** START OF DATA ROWS **

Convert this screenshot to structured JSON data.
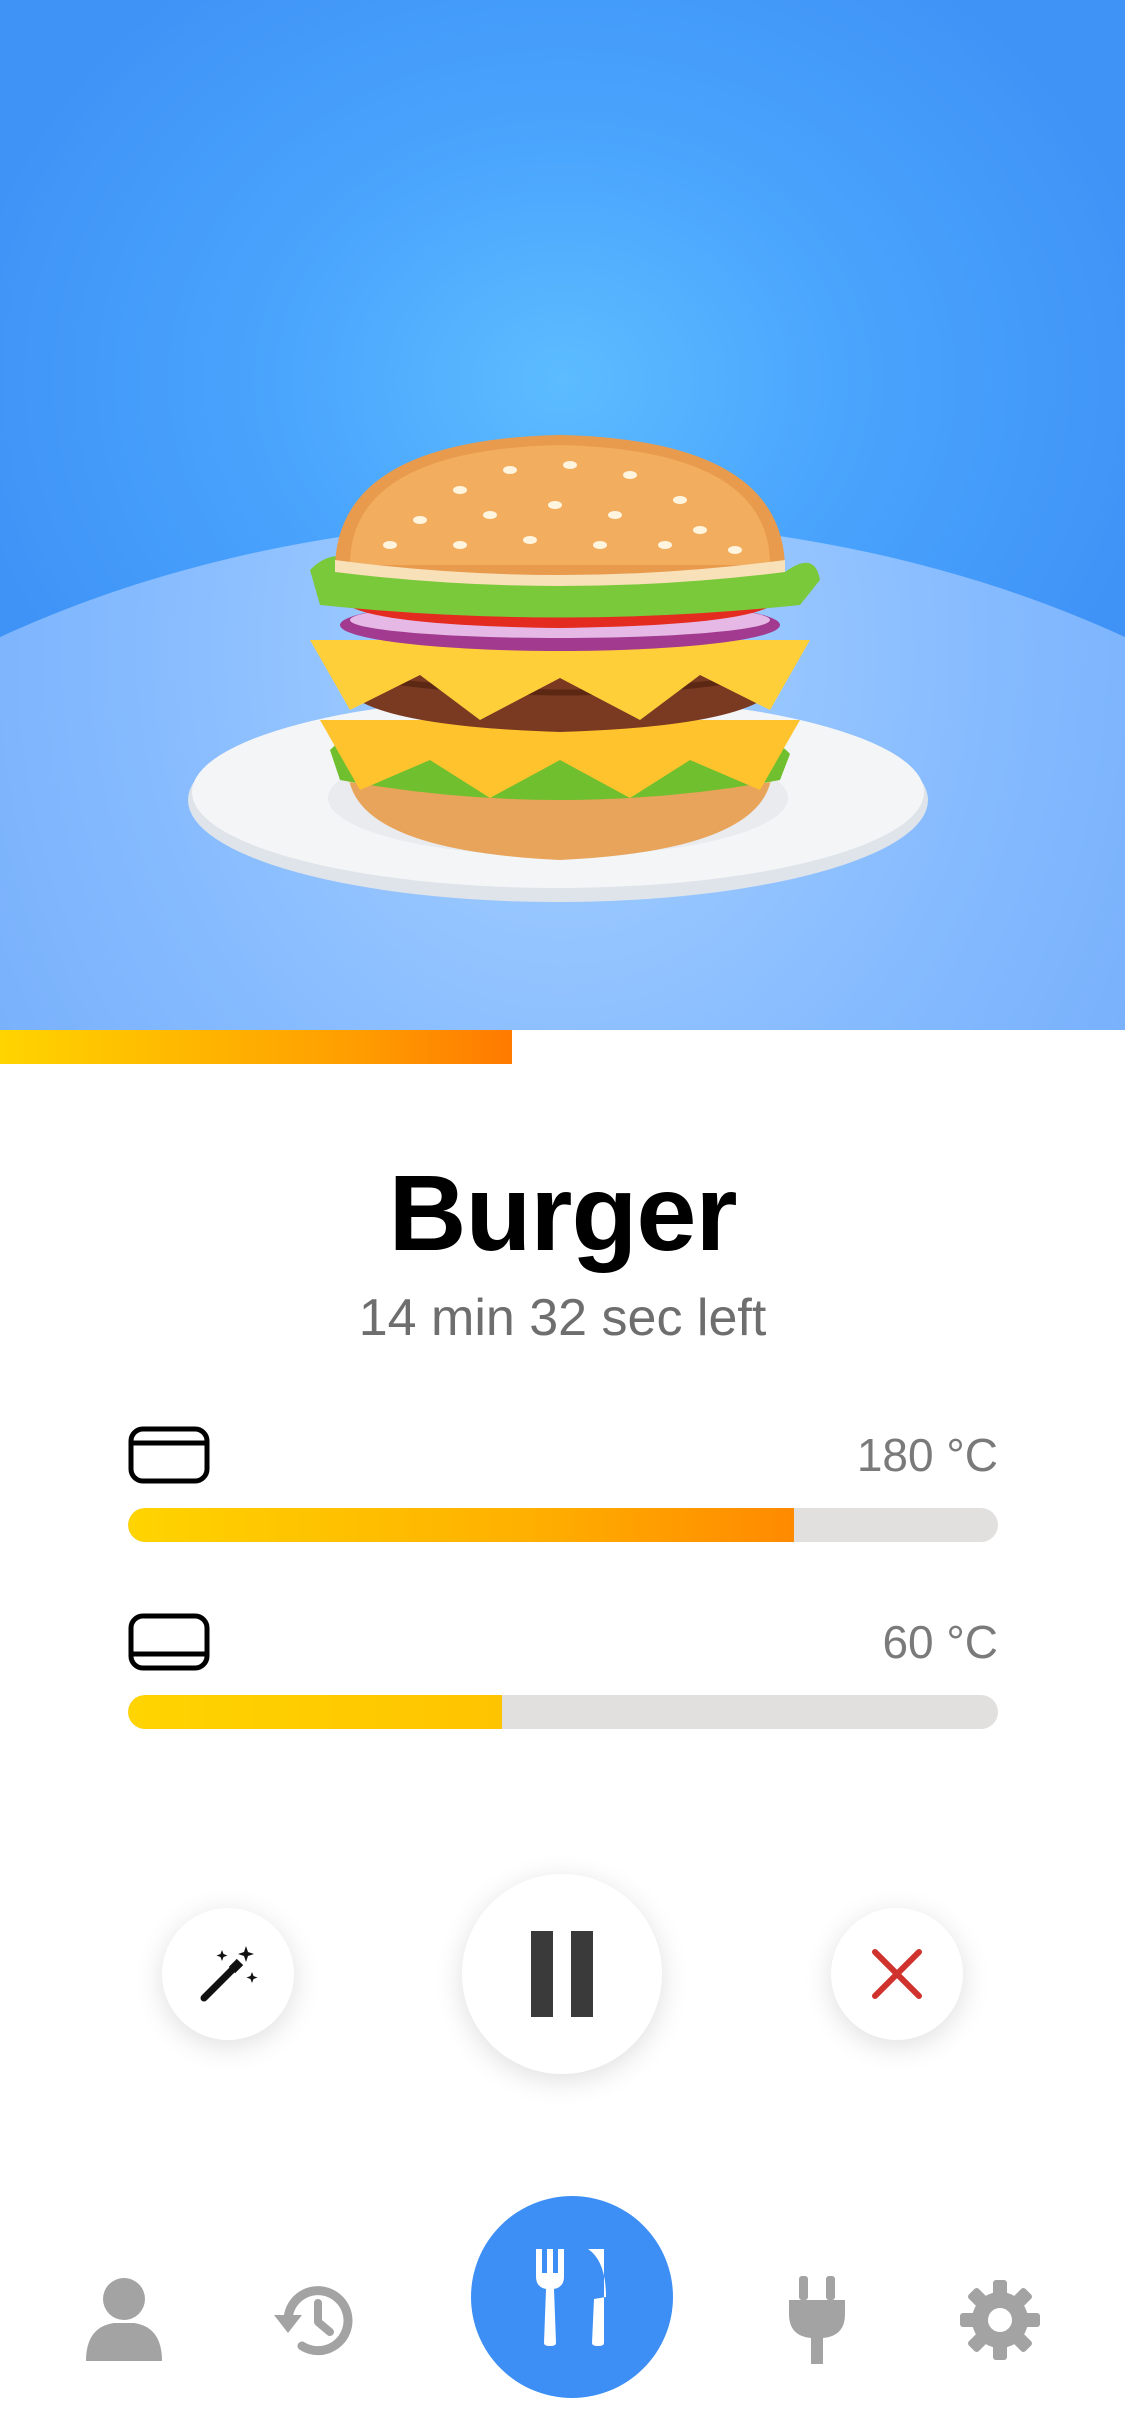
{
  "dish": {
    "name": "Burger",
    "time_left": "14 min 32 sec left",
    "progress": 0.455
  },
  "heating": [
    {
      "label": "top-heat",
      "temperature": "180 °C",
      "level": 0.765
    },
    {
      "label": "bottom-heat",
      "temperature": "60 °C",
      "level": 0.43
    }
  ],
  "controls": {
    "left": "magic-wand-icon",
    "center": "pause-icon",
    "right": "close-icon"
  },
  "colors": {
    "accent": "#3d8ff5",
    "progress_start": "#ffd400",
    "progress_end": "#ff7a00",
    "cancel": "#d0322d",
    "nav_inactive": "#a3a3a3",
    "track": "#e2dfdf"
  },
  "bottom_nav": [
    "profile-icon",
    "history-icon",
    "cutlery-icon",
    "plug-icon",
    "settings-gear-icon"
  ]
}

** END OF DATA ROWS **

WORK TO COMPLETE:
Copy out every line in the listing where the word "left" appears.

RESPONSE TO THIS EXERCISE:
    "time_left": "14 min 32 sec left",
    "left": "magic-wand-icon",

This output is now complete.